### Job
Below are the records. Gather each line that holds "this".

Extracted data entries
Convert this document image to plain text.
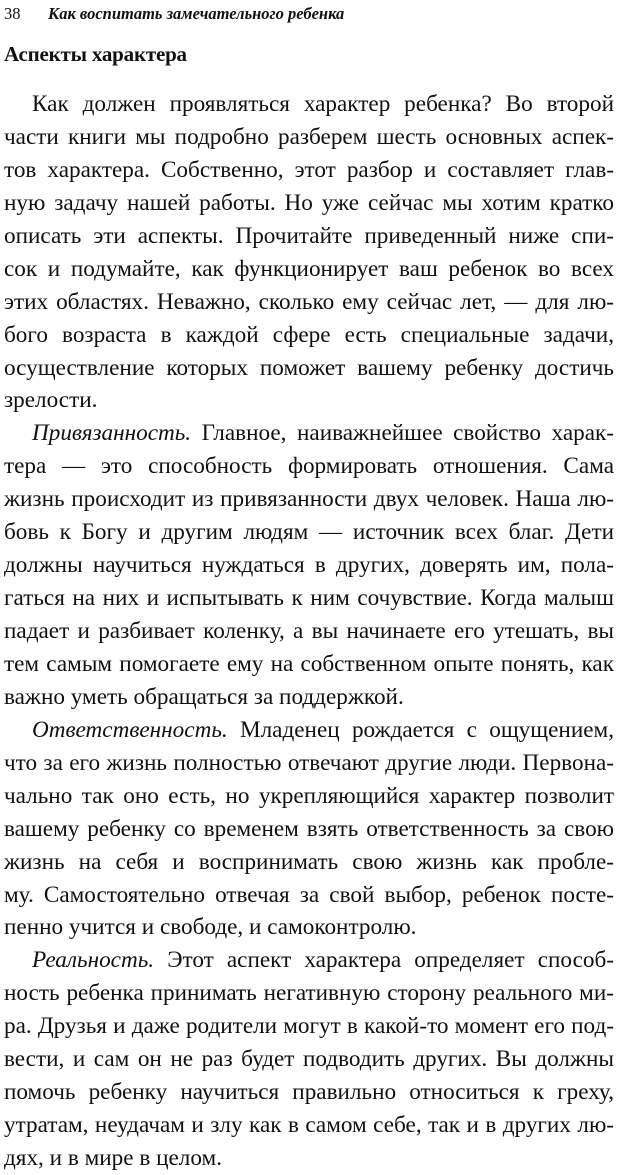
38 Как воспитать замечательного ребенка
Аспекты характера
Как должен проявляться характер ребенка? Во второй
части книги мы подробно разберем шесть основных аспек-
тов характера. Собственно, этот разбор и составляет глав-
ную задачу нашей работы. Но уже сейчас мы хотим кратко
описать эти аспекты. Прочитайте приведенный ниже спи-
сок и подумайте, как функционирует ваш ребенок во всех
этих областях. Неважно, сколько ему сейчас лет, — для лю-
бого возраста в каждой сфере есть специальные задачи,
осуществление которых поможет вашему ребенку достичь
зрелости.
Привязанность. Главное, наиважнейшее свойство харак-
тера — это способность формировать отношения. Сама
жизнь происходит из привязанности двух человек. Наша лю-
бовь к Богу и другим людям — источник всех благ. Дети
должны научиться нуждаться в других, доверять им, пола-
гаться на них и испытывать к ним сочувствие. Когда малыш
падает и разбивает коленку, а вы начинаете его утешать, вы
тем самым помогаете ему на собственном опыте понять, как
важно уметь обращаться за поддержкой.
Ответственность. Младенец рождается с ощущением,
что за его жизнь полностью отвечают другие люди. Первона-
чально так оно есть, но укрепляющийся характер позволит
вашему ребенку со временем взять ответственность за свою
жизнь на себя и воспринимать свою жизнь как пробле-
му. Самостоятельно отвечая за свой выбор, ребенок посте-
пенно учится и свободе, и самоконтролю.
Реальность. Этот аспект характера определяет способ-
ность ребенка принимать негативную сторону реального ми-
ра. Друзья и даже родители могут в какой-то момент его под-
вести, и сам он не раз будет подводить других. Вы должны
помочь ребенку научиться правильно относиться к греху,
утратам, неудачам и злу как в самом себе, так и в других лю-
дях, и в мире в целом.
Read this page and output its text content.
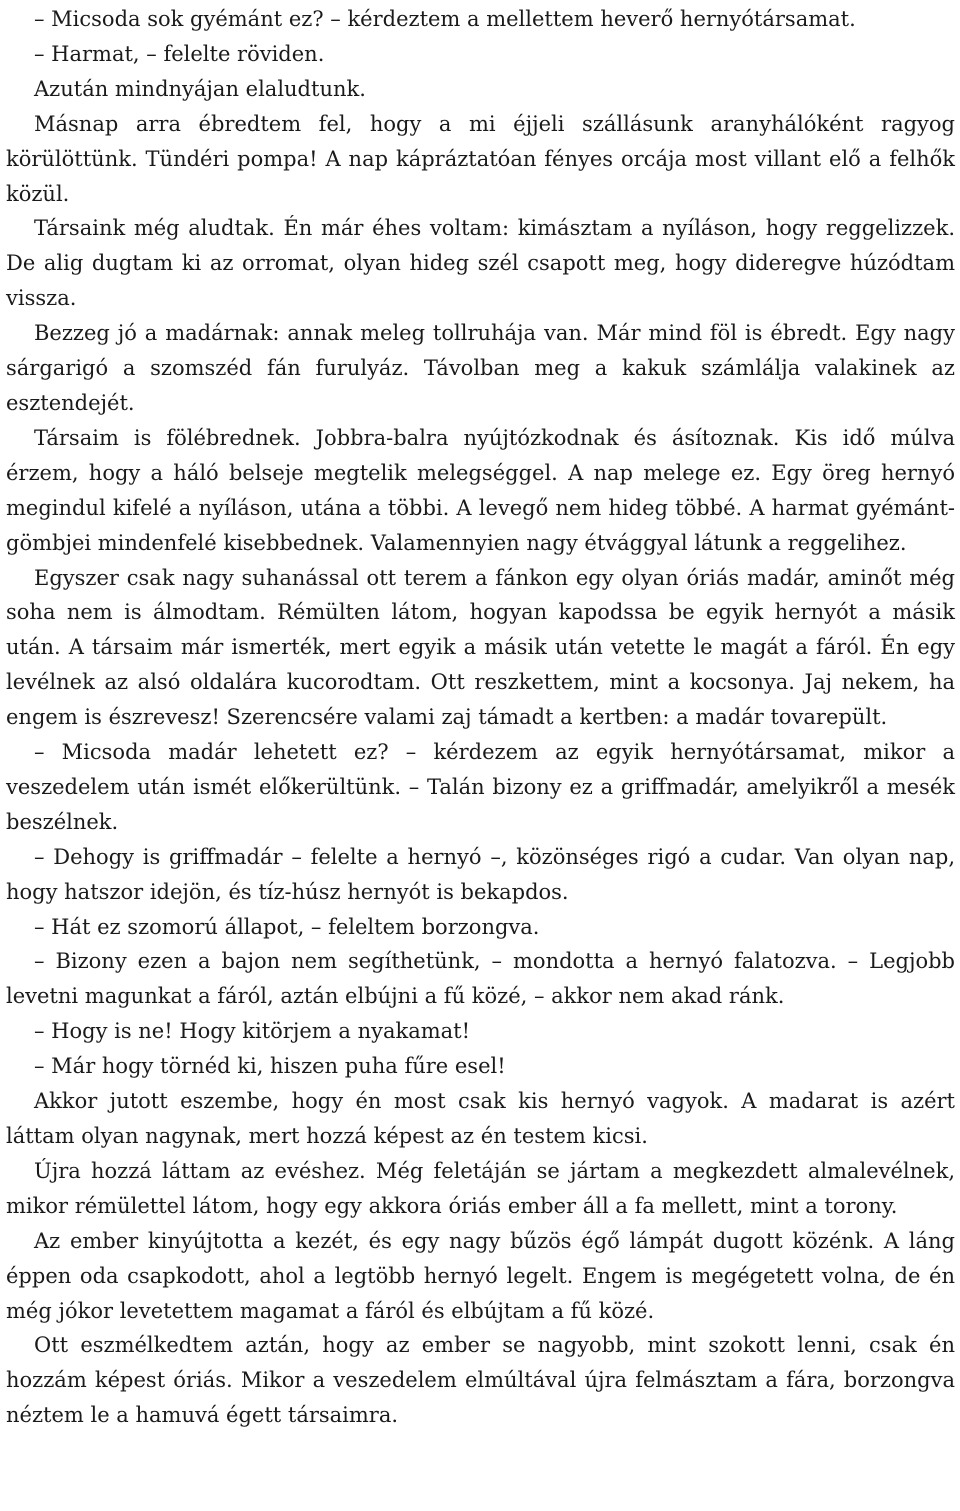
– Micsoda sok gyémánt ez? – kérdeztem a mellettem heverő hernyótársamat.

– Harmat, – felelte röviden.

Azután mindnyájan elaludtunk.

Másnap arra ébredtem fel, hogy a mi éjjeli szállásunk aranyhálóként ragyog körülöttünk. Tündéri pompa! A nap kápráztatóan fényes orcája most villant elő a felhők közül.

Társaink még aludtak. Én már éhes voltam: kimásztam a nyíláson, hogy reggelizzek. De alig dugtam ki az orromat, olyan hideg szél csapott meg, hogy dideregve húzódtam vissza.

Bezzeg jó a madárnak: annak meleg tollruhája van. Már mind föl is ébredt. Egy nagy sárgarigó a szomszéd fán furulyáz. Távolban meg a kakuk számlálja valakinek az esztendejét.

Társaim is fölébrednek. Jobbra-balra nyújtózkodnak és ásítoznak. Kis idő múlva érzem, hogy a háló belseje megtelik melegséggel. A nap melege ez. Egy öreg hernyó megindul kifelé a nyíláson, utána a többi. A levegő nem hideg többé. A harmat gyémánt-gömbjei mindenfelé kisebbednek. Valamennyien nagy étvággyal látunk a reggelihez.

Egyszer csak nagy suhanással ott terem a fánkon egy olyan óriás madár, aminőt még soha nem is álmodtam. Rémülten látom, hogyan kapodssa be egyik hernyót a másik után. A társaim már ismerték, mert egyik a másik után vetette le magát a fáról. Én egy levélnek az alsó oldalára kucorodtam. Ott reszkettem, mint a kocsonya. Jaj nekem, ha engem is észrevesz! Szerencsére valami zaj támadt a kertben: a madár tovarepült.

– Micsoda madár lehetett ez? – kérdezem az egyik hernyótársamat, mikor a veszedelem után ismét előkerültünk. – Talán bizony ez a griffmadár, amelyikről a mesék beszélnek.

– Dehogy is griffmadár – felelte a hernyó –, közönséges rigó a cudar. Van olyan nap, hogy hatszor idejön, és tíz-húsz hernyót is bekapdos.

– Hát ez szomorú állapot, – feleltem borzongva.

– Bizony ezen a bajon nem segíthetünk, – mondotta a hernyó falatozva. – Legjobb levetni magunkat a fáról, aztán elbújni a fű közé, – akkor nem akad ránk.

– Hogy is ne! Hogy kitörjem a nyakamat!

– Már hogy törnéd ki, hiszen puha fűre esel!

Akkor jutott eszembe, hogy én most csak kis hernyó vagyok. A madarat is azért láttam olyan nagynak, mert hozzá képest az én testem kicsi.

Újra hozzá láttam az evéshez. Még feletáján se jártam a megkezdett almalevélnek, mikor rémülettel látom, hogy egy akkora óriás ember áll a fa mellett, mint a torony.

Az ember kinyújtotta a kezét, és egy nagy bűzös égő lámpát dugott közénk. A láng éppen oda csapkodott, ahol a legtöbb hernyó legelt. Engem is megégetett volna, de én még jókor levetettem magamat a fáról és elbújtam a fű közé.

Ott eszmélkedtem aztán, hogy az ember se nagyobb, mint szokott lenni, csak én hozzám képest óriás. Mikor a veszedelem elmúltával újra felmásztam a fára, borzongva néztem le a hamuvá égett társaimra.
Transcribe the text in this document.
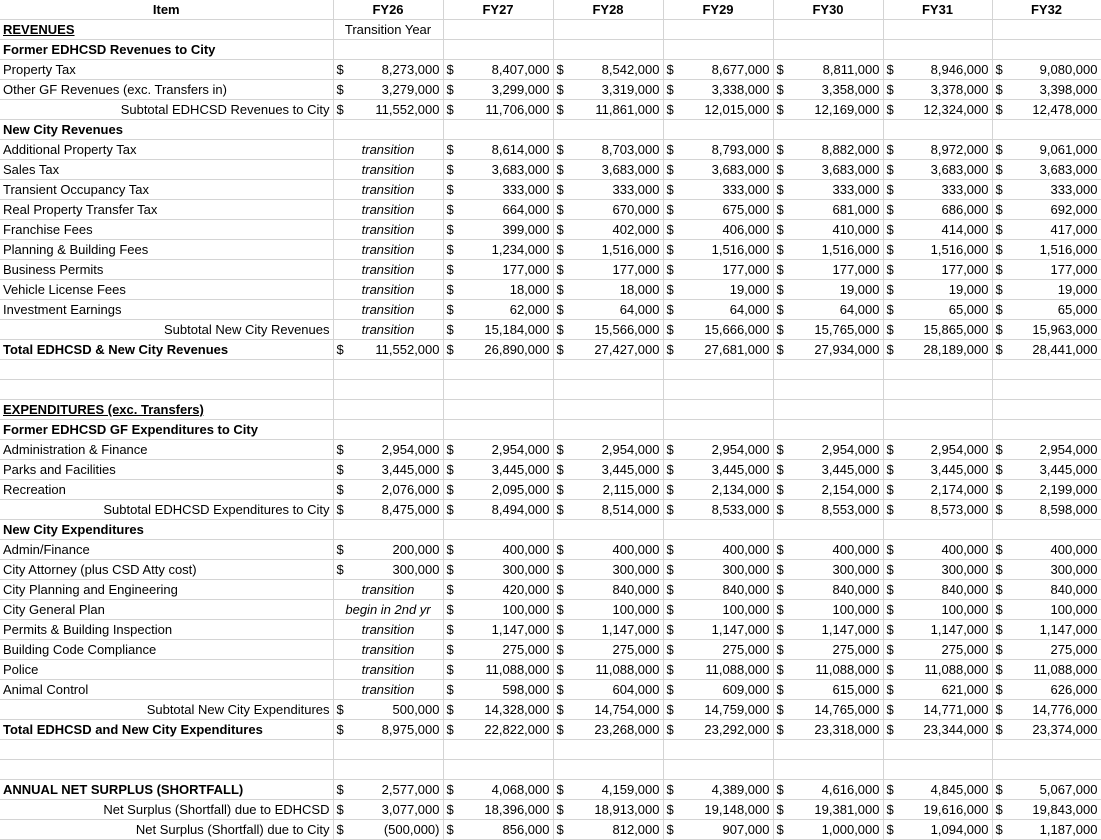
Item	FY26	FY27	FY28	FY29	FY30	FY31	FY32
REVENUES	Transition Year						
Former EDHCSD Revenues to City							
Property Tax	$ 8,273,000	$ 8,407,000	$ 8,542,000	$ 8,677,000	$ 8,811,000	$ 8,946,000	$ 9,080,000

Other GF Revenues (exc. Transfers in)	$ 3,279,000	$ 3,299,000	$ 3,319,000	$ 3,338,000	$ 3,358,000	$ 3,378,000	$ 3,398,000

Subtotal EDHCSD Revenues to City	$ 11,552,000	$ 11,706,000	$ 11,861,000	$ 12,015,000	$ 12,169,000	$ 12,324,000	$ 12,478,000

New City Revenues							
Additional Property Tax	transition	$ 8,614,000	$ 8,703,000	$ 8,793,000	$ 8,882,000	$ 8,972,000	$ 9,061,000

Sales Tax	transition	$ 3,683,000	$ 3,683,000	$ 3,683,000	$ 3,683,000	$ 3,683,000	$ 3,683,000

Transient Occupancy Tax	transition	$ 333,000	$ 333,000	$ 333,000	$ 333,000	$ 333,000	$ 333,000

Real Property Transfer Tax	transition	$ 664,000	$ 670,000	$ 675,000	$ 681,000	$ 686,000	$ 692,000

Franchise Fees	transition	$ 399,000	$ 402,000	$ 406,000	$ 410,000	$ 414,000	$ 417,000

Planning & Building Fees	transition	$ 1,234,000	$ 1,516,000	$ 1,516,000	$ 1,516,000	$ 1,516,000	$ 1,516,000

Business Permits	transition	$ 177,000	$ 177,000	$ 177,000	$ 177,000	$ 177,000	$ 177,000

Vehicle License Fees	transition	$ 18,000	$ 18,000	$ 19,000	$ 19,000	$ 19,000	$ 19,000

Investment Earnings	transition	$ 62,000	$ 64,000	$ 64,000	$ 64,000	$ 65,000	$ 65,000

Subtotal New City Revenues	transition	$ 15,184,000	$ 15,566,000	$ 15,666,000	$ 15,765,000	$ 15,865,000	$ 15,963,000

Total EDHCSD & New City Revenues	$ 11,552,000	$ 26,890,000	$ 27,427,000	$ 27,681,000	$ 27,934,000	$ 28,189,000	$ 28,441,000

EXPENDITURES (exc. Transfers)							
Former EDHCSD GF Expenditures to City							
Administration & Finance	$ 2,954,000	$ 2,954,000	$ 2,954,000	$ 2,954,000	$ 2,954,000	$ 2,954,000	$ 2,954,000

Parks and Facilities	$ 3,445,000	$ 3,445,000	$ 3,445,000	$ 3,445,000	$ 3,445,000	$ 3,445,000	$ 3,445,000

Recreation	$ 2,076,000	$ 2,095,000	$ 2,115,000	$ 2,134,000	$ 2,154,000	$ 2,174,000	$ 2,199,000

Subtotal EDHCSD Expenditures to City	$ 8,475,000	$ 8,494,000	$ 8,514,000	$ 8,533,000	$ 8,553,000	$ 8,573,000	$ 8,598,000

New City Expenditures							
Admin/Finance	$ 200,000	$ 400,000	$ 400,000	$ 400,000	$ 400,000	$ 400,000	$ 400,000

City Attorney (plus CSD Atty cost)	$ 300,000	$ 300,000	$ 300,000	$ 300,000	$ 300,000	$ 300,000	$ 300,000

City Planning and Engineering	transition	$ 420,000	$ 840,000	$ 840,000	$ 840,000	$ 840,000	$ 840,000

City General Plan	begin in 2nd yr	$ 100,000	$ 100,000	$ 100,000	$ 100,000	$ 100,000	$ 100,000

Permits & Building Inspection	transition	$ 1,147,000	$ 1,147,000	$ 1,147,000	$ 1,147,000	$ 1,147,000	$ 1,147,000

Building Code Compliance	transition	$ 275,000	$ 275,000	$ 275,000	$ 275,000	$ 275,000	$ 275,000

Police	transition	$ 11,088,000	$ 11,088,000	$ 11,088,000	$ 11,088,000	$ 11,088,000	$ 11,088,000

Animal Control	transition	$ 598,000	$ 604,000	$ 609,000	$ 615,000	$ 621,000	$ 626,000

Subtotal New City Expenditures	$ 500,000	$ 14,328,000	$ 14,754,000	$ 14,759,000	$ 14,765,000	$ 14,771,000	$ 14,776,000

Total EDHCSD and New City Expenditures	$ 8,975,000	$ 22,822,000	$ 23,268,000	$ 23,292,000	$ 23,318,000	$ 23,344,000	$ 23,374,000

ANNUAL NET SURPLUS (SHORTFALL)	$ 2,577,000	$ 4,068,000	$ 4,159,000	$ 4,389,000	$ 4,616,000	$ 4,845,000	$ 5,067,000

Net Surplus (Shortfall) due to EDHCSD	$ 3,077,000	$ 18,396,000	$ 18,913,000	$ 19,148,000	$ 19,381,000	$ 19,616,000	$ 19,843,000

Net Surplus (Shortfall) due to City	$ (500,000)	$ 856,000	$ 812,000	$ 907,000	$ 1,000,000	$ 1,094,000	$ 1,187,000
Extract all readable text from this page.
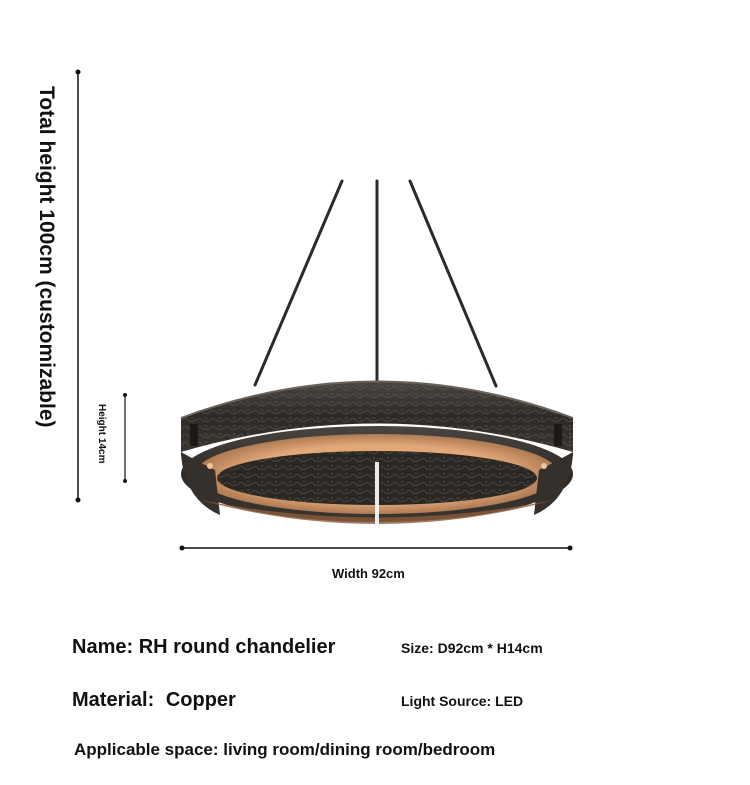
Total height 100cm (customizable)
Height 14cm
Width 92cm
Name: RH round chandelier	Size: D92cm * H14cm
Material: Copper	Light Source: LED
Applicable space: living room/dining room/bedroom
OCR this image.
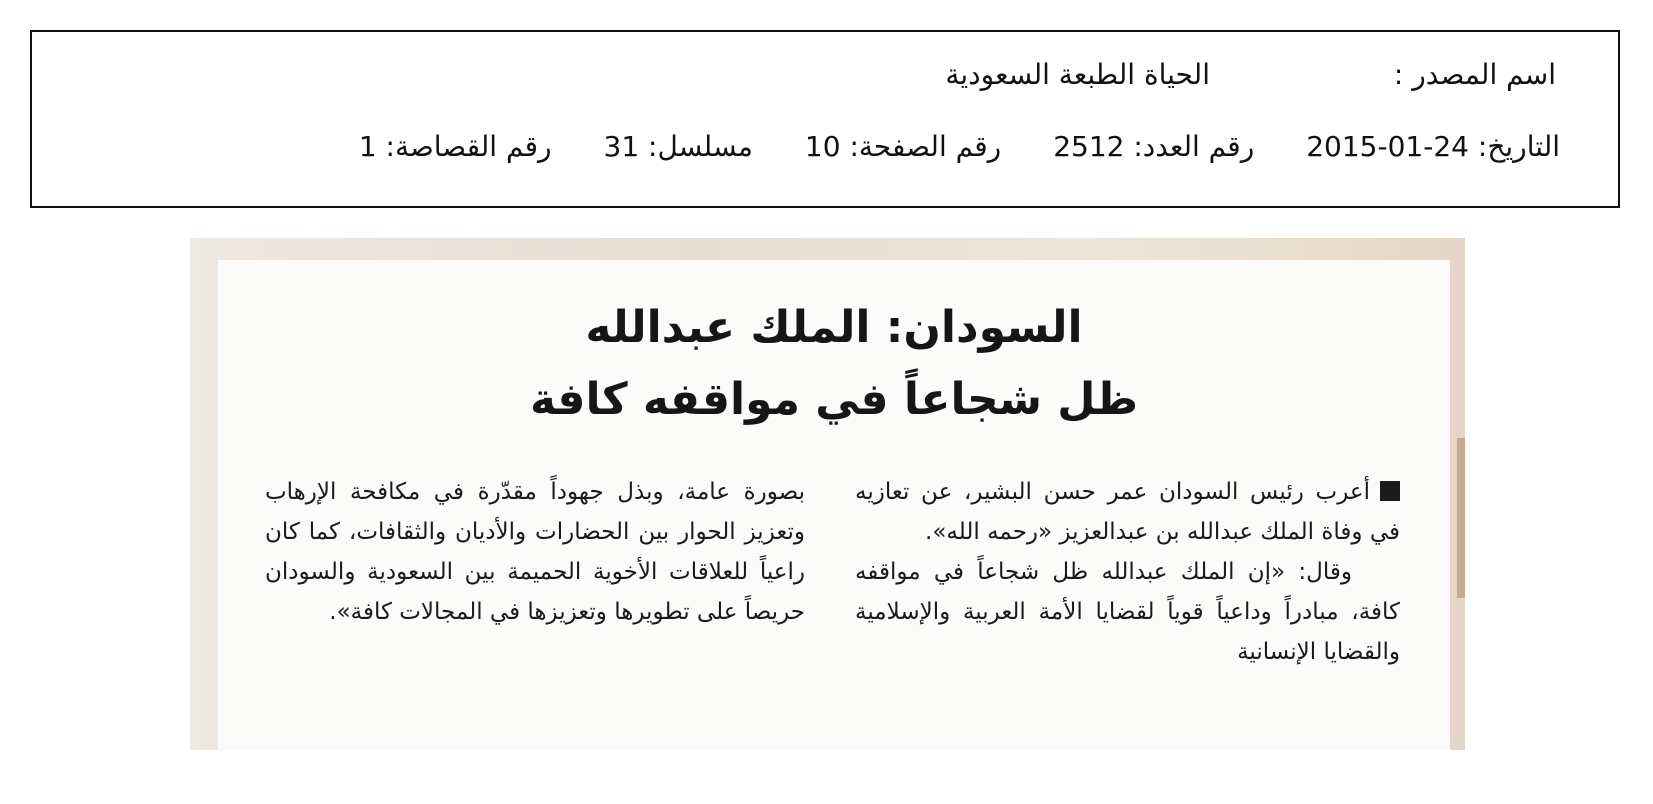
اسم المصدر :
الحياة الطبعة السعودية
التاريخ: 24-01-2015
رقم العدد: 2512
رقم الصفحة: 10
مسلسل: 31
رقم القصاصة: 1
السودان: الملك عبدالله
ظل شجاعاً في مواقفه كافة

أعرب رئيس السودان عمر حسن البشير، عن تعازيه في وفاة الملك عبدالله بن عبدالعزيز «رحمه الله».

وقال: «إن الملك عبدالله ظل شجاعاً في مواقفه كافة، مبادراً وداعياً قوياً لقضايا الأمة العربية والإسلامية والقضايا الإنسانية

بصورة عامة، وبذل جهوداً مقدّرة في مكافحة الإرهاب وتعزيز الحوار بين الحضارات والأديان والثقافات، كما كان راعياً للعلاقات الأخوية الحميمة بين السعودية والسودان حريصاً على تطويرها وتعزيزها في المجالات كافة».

### Output
Convert this document image to plain text.
Read this page and output its text content.
Transcribe the text in this document.
Extract all readable text from this page.
OCR this image.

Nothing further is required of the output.